Pick out each line of the records that includes the string "Hosts", and copy it.

***** Data to process *****

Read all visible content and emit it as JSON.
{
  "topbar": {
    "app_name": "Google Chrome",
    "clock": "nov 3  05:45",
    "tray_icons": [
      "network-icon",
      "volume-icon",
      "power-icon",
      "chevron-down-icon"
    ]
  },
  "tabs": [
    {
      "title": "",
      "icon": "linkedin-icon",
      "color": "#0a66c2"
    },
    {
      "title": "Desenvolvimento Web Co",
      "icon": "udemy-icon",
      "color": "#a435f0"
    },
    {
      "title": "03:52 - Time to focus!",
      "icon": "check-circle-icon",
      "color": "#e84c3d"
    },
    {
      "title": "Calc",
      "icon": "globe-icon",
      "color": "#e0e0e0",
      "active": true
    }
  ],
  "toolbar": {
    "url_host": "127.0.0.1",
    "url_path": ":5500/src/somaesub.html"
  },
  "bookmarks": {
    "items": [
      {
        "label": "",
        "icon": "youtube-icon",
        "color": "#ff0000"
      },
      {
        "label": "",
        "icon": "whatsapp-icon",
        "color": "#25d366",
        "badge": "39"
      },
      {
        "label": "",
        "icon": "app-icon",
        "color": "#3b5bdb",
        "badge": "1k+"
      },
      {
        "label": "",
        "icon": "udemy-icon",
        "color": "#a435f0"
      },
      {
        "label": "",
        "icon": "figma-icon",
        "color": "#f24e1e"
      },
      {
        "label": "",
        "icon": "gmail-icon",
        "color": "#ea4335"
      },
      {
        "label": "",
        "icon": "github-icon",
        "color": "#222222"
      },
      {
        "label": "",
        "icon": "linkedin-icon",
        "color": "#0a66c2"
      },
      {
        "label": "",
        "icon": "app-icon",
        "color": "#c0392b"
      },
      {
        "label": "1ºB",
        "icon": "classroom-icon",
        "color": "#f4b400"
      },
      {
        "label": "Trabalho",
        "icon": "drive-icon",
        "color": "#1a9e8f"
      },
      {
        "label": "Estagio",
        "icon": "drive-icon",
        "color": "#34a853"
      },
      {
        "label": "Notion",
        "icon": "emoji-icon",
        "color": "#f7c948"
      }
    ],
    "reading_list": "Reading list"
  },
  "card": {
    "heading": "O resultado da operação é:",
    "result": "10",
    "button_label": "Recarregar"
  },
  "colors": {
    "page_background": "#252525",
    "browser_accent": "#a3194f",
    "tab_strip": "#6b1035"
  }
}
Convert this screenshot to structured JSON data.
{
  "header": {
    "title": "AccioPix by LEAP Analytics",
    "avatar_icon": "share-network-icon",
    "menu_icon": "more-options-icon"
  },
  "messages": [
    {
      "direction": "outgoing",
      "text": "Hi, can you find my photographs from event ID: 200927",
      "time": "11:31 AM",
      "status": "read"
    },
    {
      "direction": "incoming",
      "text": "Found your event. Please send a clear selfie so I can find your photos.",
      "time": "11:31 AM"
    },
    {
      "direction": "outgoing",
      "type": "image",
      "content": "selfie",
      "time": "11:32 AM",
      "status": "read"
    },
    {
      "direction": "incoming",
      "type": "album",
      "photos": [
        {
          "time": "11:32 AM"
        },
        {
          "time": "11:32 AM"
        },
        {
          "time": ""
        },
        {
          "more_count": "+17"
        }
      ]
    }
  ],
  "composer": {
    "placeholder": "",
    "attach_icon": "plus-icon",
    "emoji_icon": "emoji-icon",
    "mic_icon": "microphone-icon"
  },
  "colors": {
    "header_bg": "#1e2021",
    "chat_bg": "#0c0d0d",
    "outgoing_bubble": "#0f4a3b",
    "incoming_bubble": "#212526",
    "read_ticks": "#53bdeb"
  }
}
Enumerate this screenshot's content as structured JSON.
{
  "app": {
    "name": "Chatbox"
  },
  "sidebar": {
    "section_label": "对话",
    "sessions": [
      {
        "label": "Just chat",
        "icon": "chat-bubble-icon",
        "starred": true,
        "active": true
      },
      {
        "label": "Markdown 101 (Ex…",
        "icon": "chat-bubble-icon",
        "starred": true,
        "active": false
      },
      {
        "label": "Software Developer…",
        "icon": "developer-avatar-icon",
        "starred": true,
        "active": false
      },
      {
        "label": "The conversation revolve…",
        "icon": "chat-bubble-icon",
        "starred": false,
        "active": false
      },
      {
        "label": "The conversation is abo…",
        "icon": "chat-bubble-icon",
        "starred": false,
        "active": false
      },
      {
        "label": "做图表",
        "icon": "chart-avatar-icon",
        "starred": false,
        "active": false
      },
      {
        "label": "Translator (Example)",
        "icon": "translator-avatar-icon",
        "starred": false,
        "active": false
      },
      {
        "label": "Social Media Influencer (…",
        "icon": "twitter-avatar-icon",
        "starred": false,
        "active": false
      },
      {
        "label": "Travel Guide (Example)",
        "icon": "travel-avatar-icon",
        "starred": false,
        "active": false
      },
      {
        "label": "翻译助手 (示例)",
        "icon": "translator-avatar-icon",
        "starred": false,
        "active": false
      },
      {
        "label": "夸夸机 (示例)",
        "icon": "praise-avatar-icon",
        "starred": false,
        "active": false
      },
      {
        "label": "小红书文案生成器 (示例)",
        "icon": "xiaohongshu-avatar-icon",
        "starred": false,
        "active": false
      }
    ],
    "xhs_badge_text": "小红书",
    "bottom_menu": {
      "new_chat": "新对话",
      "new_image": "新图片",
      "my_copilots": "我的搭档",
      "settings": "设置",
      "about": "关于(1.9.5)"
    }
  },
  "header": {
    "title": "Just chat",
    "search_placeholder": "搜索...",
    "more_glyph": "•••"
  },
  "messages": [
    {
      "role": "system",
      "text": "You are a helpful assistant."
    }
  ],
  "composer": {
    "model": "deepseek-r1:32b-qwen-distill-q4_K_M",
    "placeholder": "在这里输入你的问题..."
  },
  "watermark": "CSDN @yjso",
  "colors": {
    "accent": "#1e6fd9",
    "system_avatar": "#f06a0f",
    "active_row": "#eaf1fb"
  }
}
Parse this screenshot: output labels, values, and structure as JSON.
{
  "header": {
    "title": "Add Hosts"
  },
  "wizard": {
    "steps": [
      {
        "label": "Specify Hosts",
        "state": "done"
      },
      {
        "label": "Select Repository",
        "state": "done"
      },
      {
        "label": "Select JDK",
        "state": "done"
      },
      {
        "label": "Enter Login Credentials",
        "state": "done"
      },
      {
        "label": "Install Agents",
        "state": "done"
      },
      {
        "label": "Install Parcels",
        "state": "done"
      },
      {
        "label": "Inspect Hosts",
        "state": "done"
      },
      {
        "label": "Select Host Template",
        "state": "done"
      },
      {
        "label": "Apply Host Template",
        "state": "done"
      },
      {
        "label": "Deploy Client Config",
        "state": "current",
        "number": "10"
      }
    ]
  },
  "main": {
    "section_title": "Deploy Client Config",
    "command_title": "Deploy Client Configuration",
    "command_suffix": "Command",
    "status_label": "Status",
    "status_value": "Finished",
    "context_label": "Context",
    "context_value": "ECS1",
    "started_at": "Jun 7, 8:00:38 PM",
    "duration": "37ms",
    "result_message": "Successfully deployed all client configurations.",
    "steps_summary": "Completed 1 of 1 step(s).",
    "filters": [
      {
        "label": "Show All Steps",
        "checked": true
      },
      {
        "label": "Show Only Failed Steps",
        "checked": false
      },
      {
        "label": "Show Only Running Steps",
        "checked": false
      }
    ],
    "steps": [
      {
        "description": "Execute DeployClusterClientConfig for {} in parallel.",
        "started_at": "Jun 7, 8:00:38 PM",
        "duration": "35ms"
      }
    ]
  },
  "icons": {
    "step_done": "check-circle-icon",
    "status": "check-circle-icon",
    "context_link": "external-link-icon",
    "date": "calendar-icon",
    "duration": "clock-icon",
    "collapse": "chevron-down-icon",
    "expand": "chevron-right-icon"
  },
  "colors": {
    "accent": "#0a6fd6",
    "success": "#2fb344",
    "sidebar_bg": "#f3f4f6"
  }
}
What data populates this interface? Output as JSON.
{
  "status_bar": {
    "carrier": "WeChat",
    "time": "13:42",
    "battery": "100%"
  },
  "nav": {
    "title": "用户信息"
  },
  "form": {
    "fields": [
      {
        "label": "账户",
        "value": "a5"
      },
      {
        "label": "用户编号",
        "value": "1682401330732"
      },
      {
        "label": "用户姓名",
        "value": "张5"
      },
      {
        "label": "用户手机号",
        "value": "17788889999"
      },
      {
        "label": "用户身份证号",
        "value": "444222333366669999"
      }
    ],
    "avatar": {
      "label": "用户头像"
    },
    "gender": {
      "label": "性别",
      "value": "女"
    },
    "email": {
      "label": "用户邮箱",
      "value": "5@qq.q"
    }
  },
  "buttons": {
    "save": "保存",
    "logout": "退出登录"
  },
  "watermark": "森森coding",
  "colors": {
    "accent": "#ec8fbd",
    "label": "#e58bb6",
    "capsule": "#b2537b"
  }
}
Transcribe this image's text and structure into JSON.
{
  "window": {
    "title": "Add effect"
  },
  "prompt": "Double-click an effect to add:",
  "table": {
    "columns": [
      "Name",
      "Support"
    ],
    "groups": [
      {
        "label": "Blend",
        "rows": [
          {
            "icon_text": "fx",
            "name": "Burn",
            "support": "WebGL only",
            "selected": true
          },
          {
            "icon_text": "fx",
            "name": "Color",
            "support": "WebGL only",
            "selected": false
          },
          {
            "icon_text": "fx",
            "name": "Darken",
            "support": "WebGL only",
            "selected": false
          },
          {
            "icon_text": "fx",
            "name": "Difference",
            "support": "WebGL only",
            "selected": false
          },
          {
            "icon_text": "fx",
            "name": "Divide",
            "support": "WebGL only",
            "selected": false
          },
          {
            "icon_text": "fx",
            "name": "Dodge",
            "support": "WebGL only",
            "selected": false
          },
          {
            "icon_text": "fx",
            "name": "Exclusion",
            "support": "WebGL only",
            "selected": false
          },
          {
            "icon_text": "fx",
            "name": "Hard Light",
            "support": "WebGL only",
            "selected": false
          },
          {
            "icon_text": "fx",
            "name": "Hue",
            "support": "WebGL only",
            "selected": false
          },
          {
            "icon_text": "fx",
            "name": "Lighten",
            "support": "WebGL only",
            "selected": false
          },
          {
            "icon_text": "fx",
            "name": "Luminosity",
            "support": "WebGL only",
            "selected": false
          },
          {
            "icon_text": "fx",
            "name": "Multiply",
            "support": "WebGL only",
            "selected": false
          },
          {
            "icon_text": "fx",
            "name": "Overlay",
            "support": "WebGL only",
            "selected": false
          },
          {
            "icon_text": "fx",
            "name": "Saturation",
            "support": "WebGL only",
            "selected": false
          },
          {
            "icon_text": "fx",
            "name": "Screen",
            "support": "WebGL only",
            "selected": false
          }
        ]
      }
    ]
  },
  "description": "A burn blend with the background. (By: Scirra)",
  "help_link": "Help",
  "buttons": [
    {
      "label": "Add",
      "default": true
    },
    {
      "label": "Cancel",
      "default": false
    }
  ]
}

*****

Result below:
    "title": "Add Hosts"
        "label": "Specify Hosts",
        "label": "Inspect Hosts",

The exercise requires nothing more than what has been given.